** Begin Rows **

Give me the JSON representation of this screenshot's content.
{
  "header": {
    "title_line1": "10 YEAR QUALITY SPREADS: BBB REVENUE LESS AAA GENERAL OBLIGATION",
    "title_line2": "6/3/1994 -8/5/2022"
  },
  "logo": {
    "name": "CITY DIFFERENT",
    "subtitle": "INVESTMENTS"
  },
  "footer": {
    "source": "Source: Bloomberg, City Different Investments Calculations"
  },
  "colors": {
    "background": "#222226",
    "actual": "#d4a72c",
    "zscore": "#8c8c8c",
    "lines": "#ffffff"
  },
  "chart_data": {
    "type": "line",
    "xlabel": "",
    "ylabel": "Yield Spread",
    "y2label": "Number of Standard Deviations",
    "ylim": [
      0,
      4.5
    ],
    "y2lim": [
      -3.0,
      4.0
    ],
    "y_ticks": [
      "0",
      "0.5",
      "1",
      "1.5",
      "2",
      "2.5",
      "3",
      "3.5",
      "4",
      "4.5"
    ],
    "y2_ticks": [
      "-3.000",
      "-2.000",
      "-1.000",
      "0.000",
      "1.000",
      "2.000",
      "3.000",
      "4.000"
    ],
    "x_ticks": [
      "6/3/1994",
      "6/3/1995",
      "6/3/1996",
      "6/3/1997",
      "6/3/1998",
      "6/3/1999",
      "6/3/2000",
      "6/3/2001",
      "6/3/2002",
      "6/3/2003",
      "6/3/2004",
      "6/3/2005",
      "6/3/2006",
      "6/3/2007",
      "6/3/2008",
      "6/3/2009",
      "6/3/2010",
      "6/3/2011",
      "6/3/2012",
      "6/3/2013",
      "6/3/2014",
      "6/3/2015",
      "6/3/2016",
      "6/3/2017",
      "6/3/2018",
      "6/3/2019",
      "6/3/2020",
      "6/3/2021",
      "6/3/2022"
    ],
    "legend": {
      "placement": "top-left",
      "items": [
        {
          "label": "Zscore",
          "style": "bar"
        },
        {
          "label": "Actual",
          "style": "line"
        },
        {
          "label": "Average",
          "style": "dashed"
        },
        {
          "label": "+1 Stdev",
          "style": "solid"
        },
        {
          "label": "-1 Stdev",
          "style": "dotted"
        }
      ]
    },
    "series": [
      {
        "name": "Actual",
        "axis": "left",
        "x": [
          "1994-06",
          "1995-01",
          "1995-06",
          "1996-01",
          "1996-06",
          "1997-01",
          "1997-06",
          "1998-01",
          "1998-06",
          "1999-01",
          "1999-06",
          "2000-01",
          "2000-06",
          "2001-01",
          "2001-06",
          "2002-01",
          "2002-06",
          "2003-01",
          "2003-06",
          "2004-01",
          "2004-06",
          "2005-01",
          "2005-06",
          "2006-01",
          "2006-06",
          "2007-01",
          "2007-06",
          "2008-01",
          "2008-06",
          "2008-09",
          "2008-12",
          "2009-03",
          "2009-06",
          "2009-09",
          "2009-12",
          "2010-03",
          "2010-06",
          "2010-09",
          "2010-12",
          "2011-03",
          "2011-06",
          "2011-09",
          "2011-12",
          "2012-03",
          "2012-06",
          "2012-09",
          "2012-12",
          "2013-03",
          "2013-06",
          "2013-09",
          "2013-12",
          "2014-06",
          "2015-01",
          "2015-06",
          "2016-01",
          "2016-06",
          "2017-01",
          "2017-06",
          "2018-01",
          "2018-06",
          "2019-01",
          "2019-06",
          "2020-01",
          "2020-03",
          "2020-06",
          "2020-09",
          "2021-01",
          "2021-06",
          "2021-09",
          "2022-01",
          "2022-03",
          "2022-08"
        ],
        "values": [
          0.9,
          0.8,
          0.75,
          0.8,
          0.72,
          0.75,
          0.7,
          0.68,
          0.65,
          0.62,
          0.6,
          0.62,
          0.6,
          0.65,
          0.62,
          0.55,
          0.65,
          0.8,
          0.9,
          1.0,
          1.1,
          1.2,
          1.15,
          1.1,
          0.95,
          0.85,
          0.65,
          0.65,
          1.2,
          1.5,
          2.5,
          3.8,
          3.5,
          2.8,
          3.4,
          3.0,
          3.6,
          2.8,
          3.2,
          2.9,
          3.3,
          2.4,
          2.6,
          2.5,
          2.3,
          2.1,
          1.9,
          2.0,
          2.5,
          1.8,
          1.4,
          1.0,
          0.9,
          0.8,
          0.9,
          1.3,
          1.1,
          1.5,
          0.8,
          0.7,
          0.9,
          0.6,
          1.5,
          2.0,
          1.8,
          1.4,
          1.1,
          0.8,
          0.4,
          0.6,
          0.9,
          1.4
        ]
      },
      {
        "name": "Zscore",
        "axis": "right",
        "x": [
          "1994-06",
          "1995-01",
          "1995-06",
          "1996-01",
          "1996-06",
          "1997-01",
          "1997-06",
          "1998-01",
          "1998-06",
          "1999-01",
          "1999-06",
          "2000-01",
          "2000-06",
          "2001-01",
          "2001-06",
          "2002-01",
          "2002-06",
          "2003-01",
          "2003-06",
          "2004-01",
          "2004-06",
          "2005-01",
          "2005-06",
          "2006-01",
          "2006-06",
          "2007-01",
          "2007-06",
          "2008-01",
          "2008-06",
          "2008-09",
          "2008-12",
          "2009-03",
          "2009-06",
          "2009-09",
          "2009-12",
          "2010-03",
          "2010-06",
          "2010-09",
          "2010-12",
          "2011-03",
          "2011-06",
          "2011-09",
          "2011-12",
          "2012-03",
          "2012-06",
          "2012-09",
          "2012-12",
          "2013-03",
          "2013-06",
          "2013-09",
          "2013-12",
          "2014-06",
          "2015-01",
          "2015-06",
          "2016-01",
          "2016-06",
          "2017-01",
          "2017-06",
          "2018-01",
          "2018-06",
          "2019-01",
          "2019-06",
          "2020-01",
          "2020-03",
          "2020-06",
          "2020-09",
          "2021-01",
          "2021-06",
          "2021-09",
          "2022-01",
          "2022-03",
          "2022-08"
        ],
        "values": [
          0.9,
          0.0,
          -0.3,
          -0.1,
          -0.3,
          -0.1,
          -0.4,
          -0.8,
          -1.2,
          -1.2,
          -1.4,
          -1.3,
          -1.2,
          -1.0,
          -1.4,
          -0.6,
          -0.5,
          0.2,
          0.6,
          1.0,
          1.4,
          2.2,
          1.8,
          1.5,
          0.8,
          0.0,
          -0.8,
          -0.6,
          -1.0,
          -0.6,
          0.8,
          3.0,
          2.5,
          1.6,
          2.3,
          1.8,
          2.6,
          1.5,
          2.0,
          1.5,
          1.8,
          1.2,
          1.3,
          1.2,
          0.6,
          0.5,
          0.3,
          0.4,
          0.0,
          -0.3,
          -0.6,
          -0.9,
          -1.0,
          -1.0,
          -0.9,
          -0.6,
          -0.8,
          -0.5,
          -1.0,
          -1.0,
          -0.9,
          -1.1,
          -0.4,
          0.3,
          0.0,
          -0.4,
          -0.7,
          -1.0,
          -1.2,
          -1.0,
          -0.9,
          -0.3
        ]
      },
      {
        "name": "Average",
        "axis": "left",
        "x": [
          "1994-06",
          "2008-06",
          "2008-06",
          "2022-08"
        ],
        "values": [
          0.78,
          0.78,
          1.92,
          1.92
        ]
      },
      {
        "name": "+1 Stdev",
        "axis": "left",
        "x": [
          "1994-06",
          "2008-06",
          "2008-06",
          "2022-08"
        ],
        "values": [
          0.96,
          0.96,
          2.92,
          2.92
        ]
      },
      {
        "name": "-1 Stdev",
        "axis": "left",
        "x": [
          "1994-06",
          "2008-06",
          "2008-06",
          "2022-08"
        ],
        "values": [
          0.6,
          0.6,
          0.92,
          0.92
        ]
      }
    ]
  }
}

** End Rows **

# [Task description]
Retype every record above exactly as written.

# [Correct answer]
Give me the JSON representation of this screenshot's content.
{
  "header": {
    "title_line1": "10 YEAR QUALITY SPREADS: BBB REVENUE LESS AAA GENERAL OBLIGATION",
    "title_line2": "6/3/1994 -8/5/2022"
  },
  "logo": {
    "name": "CITY DIFFERENT",
    "subtitle": "INVESTMENTS"
  },
  "footer": {
    "source": "Source: Bloomberg, City Different Investments Calculations"
  },
  "colors": {
    "background": "#222226",
    "actual": "#d4a72c",
    "zscore": "#8c8c8c",
    "lines": "#ffffff"
  },
  "chart_data": {
    "type": "line",
    "xlabel": "",
    "ylabel": "Yield Spread",
    "y2label": "Number of Standard Deviations",
    "ylim": [
      0,
      4.5
    ],
    "y2lim": [
      -3.0,
      4.0
    ],
    "y_ticks": [
      "0",
      "0.5",
      "1",
      "1.5",
      "2",
      "2.5",
      "3",
      "3.5",
      "4",
      "4.5"
    ],
    "y2_ticks": [
      "-3.000",
      "-2.000",
      "-1.000",
      "0.000",
      "1.000",
      "2.000",
      "3.000",
      "4.000"
    ],
    "x_ticks": [
      "6/3/1994",
      "6/3/1995",
      "6/3/1996",
      "6/3/1997",
      "6/3/1998",
      "6/3/1999",
      "6/3/2000",
      "6/3/2001",
      "6/3/2002",
      "6/3/2003",
      "6/3/2004",
      "6/3/2005",
      "6/3/2006",
      "6/3/2007",
      "6/3/2008",
      "6/3/2009",
      "6/3/2010",
      "6/3/2011",
      "6/3/2012",
      "6/3/2013",
      "6/3/2014",
      "6/3/2015",
      "6/3/2016",
      "6/3/2017",
      "6/3/2018",
      "6/3/2019",
      "6/3/2020",
      "6/3/2021",
      "6/3/2022"
    ],
    "legend": {
      "placement": "top-left",
      "items": [
        {
          "label": "Zscore",
          "style": "bar"
        },
        {
          "label": "Actual",
          "style": "line"
        },
        {
          "label": "Average",
          "style": "dashed"
        },
        {
          "label": "+1 Stdev",
          "style": "solid"
        },
        {
          "label": "-1 Stdev",
          "style": "dotted"
        }
      ]
    },
    "series": [
      {
        "name": "Actual",
        "axis": "left",
        "x": [
          "1994-06",
          "1995-01",
          "1995-06",
          "1996-01",
          "1996-06",
          "1997-01",
          "1997-06",
          "1998-01",
          "1998-06",
          "1999-01",
          "1999-06",
          "2000-01",
          "2000-06",
          "2001-01",
          "2001-06",
          "2002-01",
          "2002-06",
          "2003-01",
          "2003-06",
          "2004-01",
          "2004-06",
          "2005-01",
          "2005-06",
          "2006-01",
          "2006-06",
          "2007-01",
          "2007-06",
          "2008-01",
          "2008-06",
          "2008-09",
          "2008-12",
          "2009-03",
          "2009-06",
          "2009-09",
          "2009-12",
          "2010-03",
          "2010-06",
          "2010-09",
          "2010-12",
          "2011-03",
          "2011-06",
          "2011-09",
          "2011-12",
          "2012-03",
          "2012-06",
          "2012-09",
          "2012-12",
          "2013-03",
          "2013-06",
          "2013-09",
          "2013-12",
          "2014-06",
          "2015-01",
          "2015-06",
          "2016-01",
          "2016-06",
          "2017-01",
          "2017-06",
          "2018-01",
          "2018-06",
          "2019-01",
          "2019-06",
          "2020-01",
          "2020-03",
          "2020-06",
          "2020-09",
          "2021-01",
          "2021-06",
          "2021-09",
          "2022-01",
          "2022-03",
          "2022-08"
        ],
        "values": [
          0.9,
          0.8,
          0.75,
          0.8,
          0.72,
          0.75,
          0.7,
          0.68,
          0.65,
          0.62,
          0.6,
          0.62,
          0.6,
          0.65,
          0.62,
          0.55,
          0.65,
          0.8,
          0.9,
          1.0,
          1.1,
          1.2,
          1.15,
          1.1,
          0.95,
          0.85,
          0.65,
          0.65,
          1.2,
          1.5,
          2.5,
          3.8,
          3.5,
          2.8,
          3.4,
          3.0,
          3.6,
          2.8,
          3.2,
          2.9,
          3.3,
          2.4,
          2.6,
          2.5,
          2.3,
          2.1,
          1.9,
          2.0,
          2.5,
          1.8,
          1.4,
          1.0,
          0.9,
          0.8,
          0.9,
          1.3,
          1.1,
          1.5,
          0.8,
          0.7,
          0.9,
          0.6,
          1.5,
          2.0,
          1.8,
          1.4,
          1.1,
          0.8,
          0.4,
          0.6,
          0.9,
          1.4
        ]
      },
      {
        "name": "Zscore",
        "axis": "right",
        "x": [
          "1994-06",
          "1995-01",
          "1995-06",
          "1996-01",
          "1996-06",
          "1997-01",
          "1997-06",
          "1998-01",
          "1998-06",
          "1999-01",
          "1999-06",
          "2000-01",
          "2000-06",
          "2001-01",
          "2001-06",
          "2002-01",
          "2002-06",
          "2003-01",
          "2003-06",
          "2004-01",
          "2004-06",
          "2005-01",
          "2005-06",
          "2006-01",
          "2006-06",
          "2007-01",
          "2007-06",
          "2008-01",
          "2008-06",
          "2008-09",
          "2008-12",
          "2009-03",
          "2009-06",
          "2009-09",
          "2009-12",
          "2010-03",
          "2010-06",
          "2010-09",
          "2010-12",
          "2011-03",
          "2011-06",
          "2011-09",
          "2011-12",
          "2012-03",
          "2012-06",
          "2012-09",
          "2012-12",
          "2013-03",
          "2013-06",
          "2013-09",
          "2013-12",
          "2014-06",
          "2015-01",
          "2015-06",
          "2016-01",
          "2016-06",
          "2017-01",
          "2017-06",
          "2018-01",
          "2018-06",
          "2019-01",
          "2019-06",
          "2020-01",
          "2020-03",
          "2020-06",
          "2020-09",
          "2021-01",
          "2021-06",
          "2021-09",
          "2022-01",
          "2022-03",
          "2022-08"
        ],
        "values": [
          0.9,
          0.0,
          -0.3,
          -0.1,
          -0.3,
          -0.1,
          -0.4,
          -0.8,
          -1.2,
          -1.2,
          -1.4,
          -1.3,
          -1.2,
          -1.0,
          -1.4,
          -0.6,
          -0.5,
          0.2,
          0.6,
          1.0,
          1.4,
          2.2,
          1.8,
          1.5,
          0.8,
          0.0,
          -0.8,
          -0.6,
          -1.0,
          -0.6,
          0.8,
          3.0,
          2.5,
          1.6,
          2.3,
          1.8,
          2.6,
          1.5,
          2.0,
          1.5,
          1.8,
          1.2,
          1.3,
          1.2,
          0.6,
          0.5,
          0.3,
          0.4,
          0.0,
          -0.3,
          -0.6,
          -0.9,
          -1.0,
          -1.0,
          -0.9,
          -0.6,
          -0.8,
          -0.5,
          -1.0,
          -1.0,
          -0.9,
          -1.1,
          -0.4,
          0.3,
          0.0,
          -0.4,
          -0.7,
          -1.0,
          -1.2,
          -1.0,
          -0.9,
          -0.3
        ]
      },
      {
        "name": "Average",
        "axis": "left",
        "x": [
          "1994-06",
          "2008-06",
          "2008-06",
          "2022-08"
        ],
        "values": [
          0.78,
          0.78,
          1.92,
          1.92
        ]
      },
      {
        "name": "+1 Stdev",
        "axis": "left",
        "x": [
          "1994-06",
          "2008-06",
          "2008-06",
          "2022-08"
        ],
        "values": [
          0.96,
          0.96,
          2.92,
          2.92
        ]
      },
      {
        "name": "-1 Stdev",
        "axis": "left",
        "x": [
          "1994-06",
          "2008-06",
          "2008-06",
          "2022-08"
        ],
        "values": [
          0.6,
          0.6,
          0.92,
          0.92
        ]
      }
    ]
  }
}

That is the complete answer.